* **EXERCISE TASK**: Locate each line below that includes "ends" and reproduce it.
--- Start MATERIAL TO PROCESS ---
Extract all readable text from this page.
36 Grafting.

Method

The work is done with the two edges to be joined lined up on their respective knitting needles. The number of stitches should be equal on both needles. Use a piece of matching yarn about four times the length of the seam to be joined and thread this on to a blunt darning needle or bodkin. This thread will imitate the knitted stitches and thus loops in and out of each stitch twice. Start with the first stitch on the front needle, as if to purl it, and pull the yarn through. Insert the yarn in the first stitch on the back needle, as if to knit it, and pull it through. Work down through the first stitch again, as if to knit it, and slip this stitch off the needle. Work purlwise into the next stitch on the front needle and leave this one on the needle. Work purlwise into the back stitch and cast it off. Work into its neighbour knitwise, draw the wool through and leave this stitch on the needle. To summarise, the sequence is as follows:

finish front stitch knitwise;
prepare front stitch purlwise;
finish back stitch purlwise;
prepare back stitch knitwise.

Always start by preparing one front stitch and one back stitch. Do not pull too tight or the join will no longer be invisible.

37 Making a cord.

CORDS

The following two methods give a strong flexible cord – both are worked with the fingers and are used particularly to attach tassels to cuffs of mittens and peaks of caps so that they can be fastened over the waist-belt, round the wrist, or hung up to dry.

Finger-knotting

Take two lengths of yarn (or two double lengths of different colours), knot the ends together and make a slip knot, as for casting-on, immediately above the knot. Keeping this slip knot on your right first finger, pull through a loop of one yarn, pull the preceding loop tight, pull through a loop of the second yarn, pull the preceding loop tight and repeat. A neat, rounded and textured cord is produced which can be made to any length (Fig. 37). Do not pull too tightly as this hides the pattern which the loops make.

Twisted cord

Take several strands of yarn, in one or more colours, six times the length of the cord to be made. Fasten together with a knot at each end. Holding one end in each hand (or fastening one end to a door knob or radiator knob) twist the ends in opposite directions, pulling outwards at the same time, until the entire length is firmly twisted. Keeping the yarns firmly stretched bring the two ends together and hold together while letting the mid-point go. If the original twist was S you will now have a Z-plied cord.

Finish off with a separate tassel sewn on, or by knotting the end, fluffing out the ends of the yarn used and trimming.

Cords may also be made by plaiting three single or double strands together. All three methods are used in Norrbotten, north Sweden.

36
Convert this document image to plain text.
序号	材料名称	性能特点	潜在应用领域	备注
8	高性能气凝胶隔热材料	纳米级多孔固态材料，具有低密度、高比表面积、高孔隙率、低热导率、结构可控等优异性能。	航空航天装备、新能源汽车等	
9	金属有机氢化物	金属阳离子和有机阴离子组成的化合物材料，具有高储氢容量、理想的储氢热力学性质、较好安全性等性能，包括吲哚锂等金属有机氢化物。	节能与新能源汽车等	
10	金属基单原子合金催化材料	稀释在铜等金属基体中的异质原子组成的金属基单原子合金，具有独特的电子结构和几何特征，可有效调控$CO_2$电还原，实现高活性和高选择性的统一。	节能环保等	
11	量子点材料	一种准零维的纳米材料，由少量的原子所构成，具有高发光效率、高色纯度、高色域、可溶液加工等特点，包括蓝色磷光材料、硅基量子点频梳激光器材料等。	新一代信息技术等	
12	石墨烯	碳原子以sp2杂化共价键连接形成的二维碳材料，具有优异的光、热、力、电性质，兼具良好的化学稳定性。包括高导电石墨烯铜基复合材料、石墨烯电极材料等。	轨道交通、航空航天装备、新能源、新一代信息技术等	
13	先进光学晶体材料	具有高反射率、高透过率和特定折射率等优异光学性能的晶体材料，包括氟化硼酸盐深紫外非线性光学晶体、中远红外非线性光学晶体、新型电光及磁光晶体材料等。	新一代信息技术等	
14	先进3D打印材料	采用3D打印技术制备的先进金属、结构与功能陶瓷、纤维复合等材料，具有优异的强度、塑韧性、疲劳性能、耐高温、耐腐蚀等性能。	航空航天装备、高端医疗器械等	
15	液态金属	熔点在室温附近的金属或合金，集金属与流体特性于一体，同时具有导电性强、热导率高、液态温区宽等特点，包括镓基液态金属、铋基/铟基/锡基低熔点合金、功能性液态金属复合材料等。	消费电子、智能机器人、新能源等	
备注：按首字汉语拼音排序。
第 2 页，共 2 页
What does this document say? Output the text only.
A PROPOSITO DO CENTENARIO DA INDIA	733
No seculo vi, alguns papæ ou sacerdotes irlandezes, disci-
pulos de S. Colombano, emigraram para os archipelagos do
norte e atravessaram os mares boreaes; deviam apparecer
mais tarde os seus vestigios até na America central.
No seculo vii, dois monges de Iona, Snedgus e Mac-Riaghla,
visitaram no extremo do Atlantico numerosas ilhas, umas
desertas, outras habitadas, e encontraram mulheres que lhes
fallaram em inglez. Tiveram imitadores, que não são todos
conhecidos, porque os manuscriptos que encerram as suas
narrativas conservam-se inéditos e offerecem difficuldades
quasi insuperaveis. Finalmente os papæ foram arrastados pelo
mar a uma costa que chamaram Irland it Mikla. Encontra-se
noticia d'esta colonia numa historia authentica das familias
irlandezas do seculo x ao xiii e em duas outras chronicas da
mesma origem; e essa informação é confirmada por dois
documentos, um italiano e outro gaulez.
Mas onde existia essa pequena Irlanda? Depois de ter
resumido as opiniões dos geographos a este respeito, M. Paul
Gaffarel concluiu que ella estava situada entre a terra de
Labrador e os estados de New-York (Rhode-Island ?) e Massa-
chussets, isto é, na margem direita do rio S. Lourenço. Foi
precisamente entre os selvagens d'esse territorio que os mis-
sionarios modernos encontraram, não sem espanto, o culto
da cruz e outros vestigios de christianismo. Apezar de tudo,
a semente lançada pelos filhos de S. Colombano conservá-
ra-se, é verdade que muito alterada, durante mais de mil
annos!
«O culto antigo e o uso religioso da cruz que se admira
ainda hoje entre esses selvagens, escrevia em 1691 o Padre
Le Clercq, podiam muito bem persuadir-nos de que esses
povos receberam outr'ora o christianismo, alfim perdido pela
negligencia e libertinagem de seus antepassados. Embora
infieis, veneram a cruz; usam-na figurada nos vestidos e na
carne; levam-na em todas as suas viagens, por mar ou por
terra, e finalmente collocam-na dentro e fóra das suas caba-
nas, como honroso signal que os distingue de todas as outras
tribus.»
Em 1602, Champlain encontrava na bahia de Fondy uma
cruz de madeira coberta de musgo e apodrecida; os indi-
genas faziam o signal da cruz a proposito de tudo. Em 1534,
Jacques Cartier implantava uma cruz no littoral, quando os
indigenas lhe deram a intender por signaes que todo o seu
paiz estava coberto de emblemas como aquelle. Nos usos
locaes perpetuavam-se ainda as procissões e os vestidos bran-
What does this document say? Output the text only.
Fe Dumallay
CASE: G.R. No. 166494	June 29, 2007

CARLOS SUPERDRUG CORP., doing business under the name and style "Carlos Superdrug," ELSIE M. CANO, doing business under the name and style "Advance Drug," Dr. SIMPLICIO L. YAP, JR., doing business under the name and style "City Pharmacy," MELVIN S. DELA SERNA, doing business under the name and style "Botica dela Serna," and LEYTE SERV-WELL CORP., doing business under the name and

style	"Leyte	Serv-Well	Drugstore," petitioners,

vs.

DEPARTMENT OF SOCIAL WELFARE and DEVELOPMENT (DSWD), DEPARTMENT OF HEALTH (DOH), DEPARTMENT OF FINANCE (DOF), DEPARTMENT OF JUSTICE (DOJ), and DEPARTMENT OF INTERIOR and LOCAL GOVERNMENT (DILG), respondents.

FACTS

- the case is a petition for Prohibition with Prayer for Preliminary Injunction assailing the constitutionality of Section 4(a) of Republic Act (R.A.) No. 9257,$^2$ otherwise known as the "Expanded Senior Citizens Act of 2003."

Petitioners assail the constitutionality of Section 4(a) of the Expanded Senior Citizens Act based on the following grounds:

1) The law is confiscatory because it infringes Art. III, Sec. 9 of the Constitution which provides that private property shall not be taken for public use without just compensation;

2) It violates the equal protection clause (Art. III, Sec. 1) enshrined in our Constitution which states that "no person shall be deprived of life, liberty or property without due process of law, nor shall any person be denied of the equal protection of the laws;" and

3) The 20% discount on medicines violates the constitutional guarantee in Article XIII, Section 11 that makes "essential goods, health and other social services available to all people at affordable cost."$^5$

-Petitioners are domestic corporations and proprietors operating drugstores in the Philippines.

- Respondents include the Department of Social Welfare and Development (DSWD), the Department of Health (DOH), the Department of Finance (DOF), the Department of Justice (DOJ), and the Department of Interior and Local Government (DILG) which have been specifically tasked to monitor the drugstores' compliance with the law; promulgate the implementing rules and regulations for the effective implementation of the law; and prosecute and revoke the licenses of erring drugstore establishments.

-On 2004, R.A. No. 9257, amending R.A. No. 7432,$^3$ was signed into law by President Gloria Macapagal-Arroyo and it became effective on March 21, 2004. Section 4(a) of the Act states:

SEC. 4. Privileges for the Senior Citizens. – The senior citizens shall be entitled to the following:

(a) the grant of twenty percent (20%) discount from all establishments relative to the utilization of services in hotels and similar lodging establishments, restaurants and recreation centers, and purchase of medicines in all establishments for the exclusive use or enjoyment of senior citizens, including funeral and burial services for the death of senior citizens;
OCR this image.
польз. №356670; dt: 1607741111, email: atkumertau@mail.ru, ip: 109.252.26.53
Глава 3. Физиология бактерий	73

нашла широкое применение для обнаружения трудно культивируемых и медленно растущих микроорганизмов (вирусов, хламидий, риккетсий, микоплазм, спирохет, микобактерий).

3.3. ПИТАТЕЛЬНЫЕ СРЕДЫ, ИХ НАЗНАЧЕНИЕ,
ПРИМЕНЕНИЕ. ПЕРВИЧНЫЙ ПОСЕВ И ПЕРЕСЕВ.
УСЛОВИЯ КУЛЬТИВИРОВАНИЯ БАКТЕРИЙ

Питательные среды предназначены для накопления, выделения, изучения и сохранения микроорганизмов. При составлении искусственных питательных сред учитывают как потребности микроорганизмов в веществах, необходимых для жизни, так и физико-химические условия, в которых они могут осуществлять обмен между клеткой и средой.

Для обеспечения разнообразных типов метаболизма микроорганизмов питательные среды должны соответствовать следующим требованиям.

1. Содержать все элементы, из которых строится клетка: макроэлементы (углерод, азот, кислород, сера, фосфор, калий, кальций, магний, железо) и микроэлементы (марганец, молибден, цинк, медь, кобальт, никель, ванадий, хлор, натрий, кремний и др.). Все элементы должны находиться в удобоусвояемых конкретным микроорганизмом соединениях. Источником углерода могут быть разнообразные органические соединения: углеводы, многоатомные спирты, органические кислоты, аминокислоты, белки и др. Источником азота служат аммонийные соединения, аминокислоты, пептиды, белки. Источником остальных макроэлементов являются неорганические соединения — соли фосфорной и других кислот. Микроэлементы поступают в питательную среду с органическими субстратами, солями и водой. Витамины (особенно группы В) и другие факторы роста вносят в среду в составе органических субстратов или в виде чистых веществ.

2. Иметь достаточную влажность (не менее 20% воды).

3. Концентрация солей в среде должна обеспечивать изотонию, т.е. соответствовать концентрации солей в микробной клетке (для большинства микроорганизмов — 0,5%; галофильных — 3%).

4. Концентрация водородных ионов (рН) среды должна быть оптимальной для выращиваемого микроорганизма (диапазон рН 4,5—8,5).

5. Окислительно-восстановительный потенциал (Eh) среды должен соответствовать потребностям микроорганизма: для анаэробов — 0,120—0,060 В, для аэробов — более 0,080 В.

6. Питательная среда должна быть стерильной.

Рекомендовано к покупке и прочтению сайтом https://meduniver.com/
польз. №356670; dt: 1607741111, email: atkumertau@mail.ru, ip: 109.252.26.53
--- End MATERIAL TO PROCESS ---
* **TASK RESULT**:
Take two lengths of yarn (or two double lengths of different colours), knot the ends together and make a slip knot, as for casting-on, immediately above the knot. Keeping this slip knot on your right first finger, pull through a loop of one yarn, pull the preceding loop tight, pull through a loop of the second yarn, pull the preceding loop tight and repeat. A neat, rounded and textured cord is produced which can be made to any length (Fig. 37). Do not pull too tightly as this hides the pattern which the loops make.
Take several strands of yarn, in one or more colours, six times the length of the cord to be made. Fasten together with a knot at each end. Holding one end in each hand (or fastening one end to a door knob or radiator knob) twist the ends in opposite directions, pulling outwards at the same time, until the entire length is firmly twisted. Keeping the yarns firmly stretched bring the two ends together and hold together while letting the mid-point go. If the original twist was S you will now have a Z-plied cord.
Finish off with a separate tassel sewn on, or by knotting the end, fluffing out the ends of the yarn used and trimming.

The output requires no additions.